**Task requirements**
Reproduce the stretch from the start of the records through the line containing "leader-lines: [134, 234, 866, 566]", swapping "screenshot" for "image" and leaving everything else unchanged.

━━━ Data in this exercise

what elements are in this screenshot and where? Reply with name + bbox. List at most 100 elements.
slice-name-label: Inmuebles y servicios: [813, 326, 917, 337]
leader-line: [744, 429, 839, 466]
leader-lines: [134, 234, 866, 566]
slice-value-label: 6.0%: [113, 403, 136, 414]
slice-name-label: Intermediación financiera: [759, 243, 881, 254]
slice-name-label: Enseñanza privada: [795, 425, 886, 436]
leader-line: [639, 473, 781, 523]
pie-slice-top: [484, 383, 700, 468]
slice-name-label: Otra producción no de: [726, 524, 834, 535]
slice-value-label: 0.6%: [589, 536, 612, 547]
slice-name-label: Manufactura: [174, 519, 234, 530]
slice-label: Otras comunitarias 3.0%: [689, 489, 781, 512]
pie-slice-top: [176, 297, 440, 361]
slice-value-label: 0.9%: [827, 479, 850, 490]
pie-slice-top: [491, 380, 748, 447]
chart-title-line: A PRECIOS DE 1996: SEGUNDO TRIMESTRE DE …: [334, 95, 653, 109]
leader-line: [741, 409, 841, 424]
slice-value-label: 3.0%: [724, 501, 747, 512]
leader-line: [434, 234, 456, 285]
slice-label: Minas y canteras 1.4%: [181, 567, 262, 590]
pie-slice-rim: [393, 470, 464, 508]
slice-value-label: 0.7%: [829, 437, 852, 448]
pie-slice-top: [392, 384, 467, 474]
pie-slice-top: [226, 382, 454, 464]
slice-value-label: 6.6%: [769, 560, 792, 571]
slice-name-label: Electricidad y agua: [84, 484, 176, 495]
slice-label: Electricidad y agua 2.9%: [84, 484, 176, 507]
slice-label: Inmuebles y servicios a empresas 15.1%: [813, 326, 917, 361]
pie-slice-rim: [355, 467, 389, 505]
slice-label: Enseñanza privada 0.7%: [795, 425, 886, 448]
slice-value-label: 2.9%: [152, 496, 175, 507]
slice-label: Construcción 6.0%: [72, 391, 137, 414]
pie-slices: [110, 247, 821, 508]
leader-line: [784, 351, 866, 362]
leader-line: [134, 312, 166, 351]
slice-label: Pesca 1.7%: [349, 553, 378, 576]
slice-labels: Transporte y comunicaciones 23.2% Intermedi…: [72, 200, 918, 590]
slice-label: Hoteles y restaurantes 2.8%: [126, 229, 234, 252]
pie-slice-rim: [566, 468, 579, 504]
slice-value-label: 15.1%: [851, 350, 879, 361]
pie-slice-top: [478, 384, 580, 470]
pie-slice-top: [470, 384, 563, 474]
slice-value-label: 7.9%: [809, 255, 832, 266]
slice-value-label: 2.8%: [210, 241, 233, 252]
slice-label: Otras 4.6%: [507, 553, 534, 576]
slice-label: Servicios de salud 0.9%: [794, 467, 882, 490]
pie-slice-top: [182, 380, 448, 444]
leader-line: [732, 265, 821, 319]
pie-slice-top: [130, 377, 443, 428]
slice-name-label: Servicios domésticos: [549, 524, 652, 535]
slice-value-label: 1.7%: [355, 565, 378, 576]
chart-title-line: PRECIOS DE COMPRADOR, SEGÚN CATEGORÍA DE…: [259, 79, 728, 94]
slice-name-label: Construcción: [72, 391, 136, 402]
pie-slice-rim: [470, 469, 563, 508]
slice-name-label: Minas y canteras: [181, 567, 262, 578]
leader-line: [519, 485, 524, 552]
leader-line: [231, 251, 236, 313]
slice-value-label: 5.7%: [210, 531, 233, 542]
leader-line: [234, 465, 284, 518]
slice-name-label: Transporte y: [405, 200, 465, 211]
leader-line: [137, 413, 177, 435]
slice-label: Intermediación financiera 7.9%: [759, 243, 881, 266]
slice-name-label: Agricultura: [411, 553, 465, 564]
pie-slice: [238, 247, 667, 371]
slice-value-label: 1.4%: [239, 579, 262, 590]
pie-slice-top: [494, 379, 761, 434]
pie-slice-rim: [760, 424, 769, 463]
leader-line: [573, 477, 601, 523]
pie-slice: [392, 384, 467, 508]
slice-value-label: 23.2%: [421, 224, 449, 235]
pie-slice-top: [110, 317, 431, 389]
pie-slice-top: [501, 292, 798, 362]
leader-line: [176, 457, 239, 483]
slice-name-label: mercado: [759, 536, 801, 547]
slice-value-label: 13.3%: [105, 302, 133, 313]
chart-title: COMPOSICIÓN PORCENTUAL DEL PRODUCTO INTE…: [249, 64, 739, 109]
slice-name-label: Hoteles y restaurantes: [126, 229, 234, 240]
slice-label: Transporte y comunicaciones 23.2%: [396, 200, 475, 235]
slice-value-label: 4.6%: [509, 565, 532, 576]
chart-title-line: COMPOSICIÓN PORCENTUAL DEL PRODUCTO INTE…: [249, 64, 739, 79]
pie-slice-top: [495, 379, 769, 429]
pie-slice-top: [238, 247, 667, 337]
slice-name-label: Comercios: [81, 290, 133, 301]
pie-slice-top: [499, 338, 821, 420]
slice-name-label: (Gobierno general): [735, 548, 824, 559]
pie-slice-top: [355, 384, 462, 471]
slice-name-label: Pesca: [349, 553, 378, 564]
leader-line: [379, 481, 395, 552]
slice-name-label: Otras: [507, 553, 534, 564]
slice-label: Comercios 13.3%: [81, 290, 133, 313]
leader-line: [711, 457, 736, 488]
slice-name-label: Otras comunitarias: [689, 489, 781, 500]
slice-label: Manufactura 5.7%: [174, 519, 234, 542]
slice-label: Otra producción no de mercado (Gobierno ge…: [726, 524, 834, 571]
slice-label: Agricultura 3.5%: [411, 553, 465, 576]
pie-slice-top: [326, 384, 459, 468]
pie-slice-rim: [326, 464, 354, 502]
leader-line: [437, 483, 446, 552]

━━━━━━

**Expected answer**
what elements are in this image and where? Reply with name + bbox. List at most 100 elements.
slice-name-label: Inmuebles y servicios: [813, 326, 917, 337]
leader-line: [744, 429, 839, 466]
leader-lines: [134, 234, 866, 566]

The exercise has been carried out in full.